## Data extracts

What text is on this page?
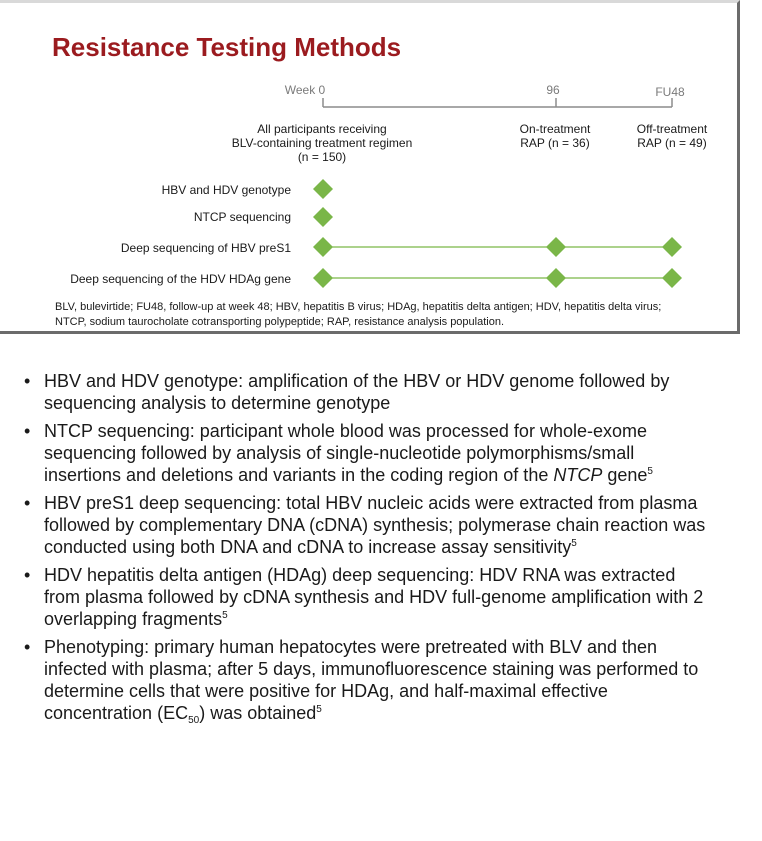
Resistance Testing Methods
Week 0	96	FU48
All participants receiving
BLV-containing treatment regimen
(n = 150)
On-treatment
RAP (n = 36)
Off-treatment
RAP (n = 49)
HBV and HDV genotype
NTCP sequencing
Deep sequencing of HBV preS1
Deep sequencing of the HDV HDAg gene
BLV, bulevirtide; FU48, follow-up at week 48; HBV, hepatitis B virus; HDAg, hepatitis delta antigen; HDV, hepatitis delta virus;
NTCP, sodium taurocholate cotransporting polypeptide; RAP, resistance analysis population.
• HBV and HDV genotype: amplification of the HBV or HDV genome followed by sequencing analysis to determine genotype
• NTCP sequencing: participant whole blood was processed for whole-exome sequencing followed by analysis of single-nucleotide polymorphisms/small insertions and deletions and variants in the coding region of the NTCP gene$^5$
• HBV preS1 deep sequencing: total HBV nucleic acids were extracted from plasma followed by complementary DNA (cDNA) synthesis; polymerase chain reaction was conducted using both DNA and cDNA to increase assay sensitivity$^5$
• HDV hepatitis delta antigen (HDAg) deep sequencing: HDV RNA was extracted from plasma followed by cDNA synthesis and HDV full-genome amplification with 2 overlapping fragments$^5$
• Phenotyping: primary human hepatocytes were pretreated with BLV and then infected with plasma; after 5 days, immunofluorescence staining was performed to determine cells that were positive for HDAg, and half-maximal effective concentration $(EC_{50})$ was obtained$^5$
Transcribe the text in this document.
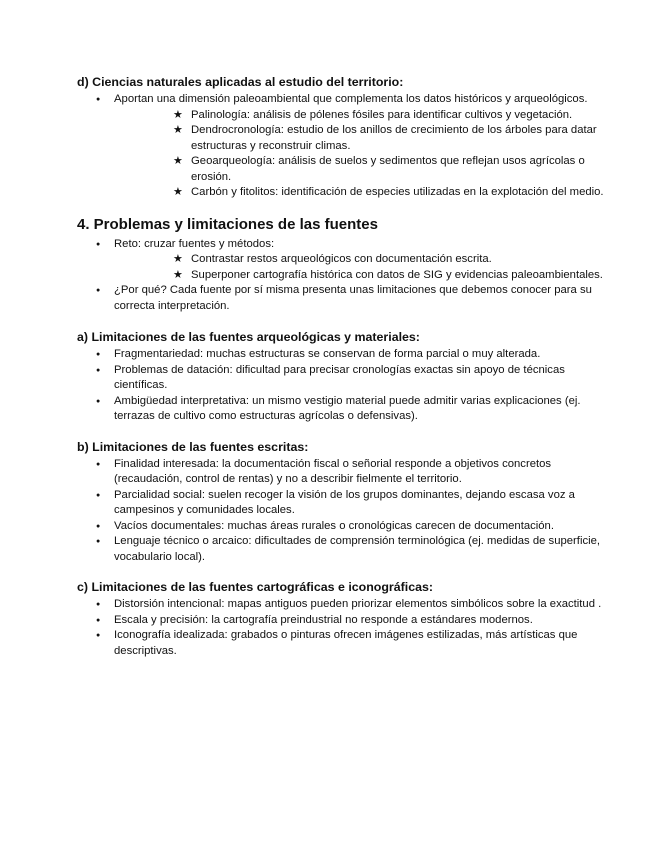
d) Ciencias naturales aplicadas al estudio del territorio:
● Aportan una dimensión paleoambiental que complementa los datos históricos y arqueológicos.
★ Palinología: análisis de pólenes fósiles para identificar cultivos y vegetación.
★ Dendrocronología: estudio de los anillos de crecimiento de los árboles para datar estructuras y reconstruir climas.
★ Geoarqueología: análisis de suelos y sedimentos que reflejan usos agrícolas o erosión.
★ Carbón y fitolitos: identificación de especies utilizadas en la explotación del medio.
4. Problemas y limitaciones de las fuentes
● Reto: cruzar fuentes y métodos:
★ Contrastar restos arqueológicos con documentación escrita.
★ Superponer cartografía histórica con datos de SIG y evidencias paleoambientales.
● ¿Por qué? Cada fuente por sí misma presenta unas limitaciones que debemos conocer para su correcta interpretación.
a) Limitaciones de las fuentes arqueológicas y materiales:
● Fragmentariedad: muchas estructuras se conservan de forma parcial o muy alterada.
● Problemas de datación: dificultad para precisar cronologías exactas sin apoyo de técnicas científicas.
● Ambigüedad interpretativa: un mismo vestigio material puede admitir varias explicaciones (ej. terrazas de cultivo como estructuras agrícolas o defensivas).
b) Limitaciones de las fuentes escritas:
● Finalidad interesada: la documentación fiscal o señorial responde a objetivos concretos (recaudación, control de rentas) y no a describir fielmente el territorio.
● Parcialidad social: suelen recoger la visión de los grupos dominantes, dejando escasa voz a campesinos y comunidades locales.
● Vacíos documentales: muchas áreas rurales o cronológicas carecen de documentación.
● Lenguaje técnico o arcaico: dificultades de comprensión terminológica (ej. medidas de superficie, vocabulario local).
c) Limitaciones de las fuentes cartográficas e iconográficas:
● Distorsión intencional: mapas antiguos pueden priorizar elementos simbólicos sobre la exactitud .
● Escala y precisión: la cartografía preindustrial no responde a estándares modernos.
● Iconografía idealizada: grabados o pinturas ofrecen imágenes estilizadas, más artísticas que descriptivas.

## Task directions
Number of lines containing "arqueológicos" in the material above: give that number alone.

## Solution to the problem
2